> _DATA ENTRIES_
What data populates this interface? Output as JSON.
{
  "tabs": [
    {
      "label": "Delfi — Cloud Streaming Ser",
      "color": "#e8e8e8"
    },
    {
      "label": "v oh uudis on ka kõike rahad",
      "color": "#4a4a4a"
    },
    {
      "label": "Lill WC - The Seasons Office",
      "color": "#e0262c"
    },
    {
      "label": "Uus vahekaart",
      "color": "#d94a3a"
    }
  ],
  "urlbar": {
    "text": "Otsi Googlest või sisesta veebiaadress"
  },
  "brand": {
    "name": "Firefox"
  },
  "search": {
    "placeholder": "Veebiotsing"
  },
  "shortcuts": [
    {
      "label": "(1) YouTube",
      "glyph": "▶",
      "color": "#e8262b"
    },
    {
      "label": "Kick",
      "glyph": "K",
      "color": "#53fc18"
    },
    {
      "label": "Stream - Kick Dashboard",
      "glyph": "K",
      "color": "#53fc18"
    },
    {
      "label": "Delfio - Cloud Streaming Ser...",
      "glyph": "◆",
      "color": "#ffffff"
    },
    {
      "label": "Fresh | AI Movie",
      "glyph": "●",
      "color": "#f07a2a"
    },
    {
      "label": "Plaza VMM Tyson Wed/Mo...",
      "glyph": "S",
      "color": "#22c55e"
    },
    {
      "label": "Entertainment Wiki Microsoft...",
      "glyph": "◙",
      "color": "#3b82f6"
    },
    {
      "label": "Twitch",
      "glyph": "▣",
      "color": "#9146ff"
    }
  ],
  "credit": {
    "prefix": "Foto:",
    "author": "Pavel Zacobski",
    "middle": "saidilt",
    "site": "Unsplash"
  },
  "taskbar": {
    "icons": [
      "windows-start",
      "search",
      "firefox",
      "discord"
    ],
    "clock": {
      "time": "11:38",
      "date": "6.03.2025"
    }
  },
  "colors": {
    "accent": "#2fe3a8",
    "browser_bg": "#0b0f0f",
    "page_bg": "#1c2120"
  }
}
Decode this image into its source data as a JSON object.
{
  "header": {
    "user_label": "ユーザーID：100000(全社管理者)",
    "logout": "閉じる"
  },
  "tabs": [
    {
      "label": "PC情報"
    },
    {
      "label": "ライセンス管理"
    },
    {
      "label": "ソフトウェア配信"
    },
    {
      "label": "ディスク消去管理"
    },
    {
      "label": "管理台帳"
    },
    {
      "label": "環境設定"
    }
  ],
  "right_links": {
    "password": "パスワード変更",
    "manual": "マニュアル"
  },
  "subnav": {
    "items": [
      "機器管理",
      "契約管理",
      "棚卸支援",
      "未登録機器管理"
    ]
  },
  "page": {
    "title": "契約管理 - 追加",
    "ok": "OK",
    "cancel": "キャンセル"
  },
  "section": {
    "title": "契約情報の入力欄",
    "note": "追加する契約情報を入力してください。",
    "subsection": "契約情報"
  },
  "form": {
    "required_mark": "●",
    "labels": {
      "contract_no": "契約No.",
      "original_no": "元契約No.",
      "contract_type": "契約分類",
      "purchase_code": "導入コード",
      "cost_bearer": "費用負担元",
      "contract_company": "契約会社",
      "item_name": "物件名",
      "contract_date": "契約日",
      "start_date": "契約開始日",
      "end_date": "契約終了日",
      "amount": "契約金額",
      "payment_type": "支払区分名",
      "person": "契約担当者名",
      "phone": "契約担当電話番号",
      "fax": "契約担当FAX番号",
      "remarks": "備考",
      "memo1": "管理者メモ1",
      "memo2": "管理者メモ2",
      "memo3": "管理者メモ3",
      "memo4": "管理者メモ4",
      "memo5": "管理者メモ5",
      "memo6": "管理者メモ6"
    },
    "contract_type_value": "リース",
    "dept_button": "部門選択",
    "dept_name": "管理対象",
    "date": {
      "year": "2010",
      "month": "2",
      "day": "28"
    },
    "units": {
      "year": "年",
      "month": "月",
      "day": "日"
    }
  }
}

> _DIRECTIONS FOR THIS TASK_
Filter lines by "glyph" and return each hit.

> _SOLUTION FOR THIS TASK_
      "glyph": "▶",
      "glyph": "K",
      "glyph": "K",
      "glyph": "◆",
      "glyph": "●",
      "glyph": "S",
      "glyph": "◙",
      "glyph": "▣",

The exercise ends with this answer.